[Extracted data entries]
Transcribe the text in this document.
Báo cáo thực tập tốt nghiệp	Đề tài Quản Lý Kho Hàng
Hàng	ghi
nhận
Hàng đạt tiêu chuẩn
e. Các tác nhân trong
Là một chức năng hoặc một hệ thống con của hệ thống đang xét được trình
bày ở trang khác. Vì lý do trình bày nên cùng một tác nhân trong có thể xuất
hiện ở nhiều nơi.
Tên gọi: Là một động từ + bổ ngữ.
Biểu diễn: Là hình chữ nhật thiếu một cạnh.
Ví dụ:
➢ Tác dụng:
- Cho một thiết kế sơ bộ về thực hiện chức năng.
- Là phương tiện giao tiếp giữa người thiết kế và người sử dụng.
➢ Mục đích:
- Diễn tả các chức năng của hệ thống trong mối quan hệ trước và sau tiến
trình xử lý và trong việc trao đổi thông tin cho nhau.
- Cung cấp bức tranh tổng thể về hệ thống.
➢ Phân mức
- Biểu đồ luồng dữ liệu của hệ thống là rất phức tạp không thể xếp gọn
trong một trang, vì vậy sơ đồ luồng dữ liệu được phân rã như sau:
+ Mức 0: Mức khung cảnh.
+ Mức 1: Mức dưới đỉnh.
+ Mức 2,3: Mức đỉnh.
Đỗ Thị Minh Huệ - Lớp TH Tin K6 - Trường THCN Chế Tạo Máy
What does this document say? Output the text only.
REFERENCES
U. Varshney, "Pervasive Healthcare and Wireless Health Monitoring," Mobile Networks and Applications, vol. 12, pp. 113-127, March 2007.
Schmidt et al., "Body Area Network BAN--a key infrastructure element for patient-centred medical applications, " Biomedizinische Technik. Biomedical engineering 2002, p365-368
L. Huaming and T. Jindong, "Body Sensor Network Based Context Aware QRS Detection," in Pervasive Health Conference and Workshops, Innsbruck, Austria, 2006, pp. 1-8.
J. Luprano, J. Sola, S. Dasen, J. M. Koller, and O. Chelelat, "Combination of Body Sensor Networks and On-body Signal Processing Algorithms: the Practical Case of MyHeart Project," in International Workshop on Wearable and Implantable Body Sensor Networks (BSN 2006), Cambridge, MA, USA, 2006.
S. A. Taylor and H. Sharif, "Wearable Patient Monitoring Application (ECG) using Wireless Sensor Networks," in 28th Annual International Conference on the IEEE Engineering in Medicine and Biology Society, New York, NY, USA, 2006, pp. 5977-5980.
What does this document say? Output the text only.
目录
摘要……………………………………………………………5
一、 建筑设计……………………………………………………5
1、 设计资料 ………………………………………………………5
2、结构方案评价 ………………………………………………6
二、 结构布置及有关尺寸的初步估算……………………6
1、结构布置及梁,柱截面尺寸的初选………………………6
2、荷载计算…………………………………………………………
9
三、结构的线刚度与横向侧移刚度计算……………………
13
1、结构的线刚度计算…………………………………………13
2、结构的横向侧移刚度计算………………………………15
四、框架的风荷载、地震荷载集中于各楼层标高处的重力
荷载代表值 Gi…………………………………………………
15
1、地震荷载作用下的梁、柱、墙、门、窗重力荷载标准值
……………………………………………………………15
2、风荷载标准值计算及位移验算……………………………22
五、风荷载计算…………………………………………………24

» **What to work on**:
Your answer should be a single number: the count of lines that contain "Health".

» **Correct answer**:
2